■ To be done ■
Of the lines in the data below, count the ones holding the string "словами", and answer with that number only.

[Start Dataset entries]

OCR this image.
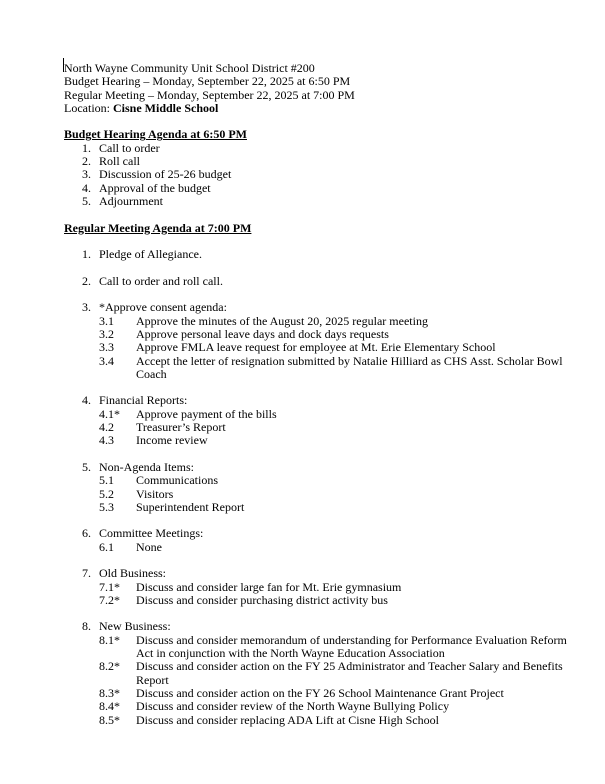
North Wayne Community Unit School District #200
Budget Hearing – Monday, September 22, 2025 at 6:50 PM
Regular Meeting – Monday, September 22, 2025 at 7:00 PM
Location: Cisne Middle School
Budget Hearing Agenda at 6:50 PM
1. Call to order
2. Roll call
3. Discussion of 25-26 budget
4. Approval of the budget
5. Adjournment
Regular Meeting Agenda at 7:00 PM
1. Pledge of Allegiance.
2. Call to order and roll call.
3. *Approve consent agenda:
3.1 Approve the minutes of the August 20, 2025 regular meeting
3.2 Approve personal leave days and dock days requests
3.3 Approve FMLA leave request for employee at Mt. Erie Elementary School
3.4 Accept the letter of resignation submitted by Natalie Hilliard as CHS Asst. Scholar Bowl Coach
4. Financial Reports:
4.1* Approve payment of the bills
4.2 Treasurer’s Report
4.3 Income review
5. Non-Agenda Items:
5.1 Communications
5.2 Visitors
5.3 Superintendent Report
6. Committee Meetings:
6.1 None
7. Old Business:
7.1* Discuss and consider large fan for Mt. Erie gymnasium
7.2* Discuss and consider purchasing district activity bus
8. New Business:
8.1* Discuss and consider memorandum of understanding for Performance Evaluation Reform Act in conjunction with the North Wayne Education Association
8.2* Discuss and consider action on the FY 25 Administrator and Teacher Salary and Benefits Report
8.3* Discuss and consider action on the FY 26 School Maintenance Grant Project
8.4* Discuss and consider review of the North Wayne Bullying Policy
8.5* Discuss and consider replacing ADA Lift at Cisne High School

[End Dataset entries]
[Start Dataset entries]

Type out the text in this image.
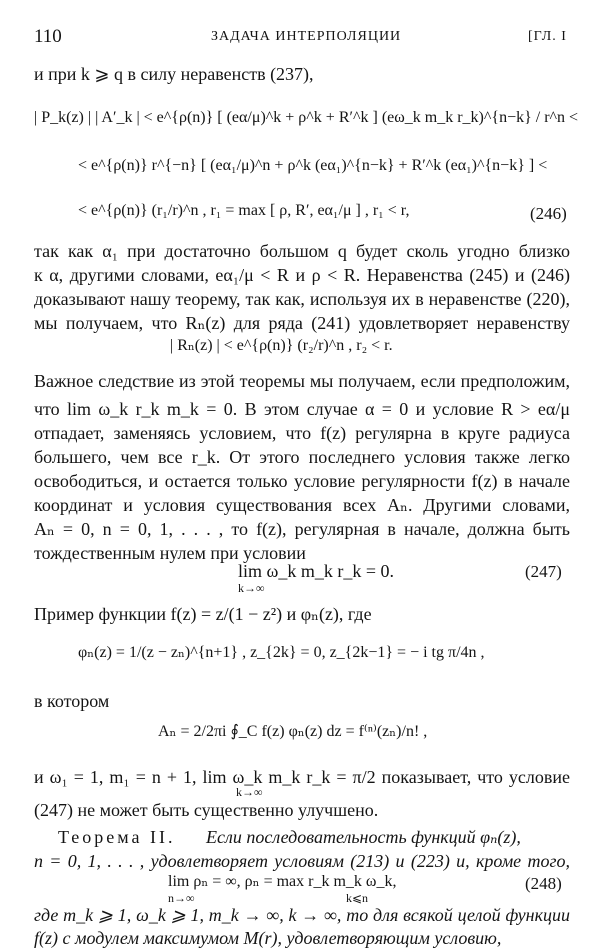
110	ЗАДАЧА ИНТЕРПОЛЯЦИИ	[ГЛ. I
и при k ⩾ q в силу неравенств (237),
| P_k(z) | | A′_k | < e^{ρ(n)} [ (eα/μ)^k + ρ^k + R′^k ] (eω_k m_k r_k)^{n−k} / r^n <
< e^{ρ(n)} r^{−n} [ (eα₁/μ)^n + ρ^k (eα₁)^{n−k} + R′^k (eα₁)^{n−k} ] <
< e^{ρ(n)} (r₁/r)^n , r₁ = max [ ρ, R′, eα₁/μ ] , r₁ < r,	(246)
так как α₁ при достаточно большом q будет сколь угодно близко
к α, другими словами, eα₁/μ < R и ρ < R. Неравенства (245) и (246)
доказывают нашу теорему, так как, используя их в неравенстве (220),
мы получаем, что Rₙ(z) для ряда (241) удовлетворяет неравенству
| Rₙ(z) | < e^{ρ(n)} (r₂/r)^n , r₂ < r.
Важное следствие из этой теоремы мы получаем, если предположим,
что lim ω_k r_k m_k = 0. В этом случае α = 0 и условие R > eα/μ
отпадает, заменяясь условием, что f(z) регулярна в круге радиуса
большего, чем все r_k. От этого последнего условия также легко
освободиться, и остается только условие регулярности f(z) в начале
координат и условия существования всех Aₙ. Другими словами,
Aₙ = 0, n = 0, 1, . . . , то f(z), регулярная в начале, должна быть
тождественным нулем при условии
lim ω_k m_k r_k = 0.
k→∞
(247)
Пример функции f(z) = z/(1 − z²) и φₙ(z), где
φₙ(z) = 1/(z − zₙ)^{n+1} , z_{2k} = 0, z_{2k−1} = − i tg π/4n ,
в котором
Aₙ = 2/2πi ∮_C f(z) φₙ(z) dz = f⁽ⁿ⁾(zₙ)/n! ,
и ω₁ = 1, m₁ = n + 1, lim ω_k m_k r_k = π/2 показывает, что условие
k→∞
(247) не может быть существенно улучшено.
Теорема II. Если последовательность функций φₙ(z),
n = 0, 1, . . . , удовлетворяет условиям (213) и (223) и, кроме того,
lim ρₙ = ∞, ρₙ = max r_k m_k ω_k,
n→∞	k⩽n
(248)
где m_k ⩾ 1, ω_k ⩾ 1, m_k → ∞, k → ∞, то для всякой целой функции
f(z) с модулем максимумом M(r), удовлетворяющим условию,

[End Dataset entries]
[Start Dataset entries]

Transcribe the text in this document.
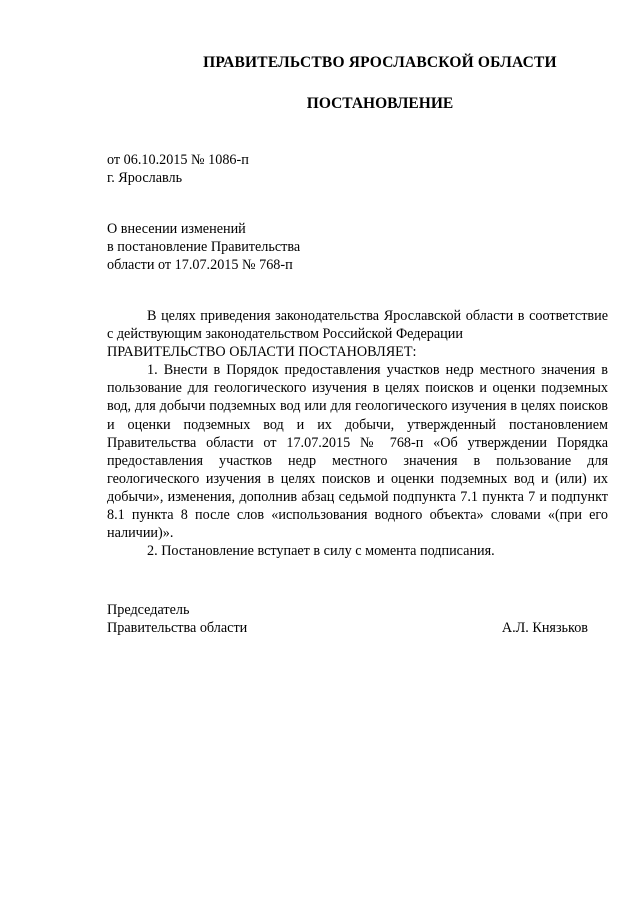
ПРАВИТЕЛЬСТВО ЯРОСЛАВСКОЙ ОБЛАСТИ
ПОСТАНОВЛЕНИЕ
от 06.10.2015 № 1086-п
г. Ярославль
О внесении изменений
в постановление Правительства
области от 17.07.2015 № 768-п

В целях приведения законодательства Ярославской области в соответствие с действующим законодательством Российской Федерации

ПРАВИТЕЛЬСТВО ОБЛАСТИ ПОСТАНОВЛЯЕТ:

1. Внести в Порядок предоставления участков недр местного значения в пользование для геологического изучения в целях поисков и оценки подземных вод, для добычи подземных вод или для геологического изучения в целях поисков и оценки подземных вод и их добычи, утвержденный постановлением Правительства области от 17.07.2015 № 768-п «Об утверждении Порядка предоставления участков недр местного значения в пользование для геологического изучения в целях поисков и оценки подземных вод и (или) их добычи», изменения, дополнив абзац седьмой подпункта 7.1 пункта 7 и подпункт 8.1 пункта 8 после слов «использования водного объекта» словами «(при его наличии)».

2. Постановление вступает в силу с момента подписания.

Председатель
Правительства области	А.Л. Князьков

[End Dataset entries]

■ Result ■
3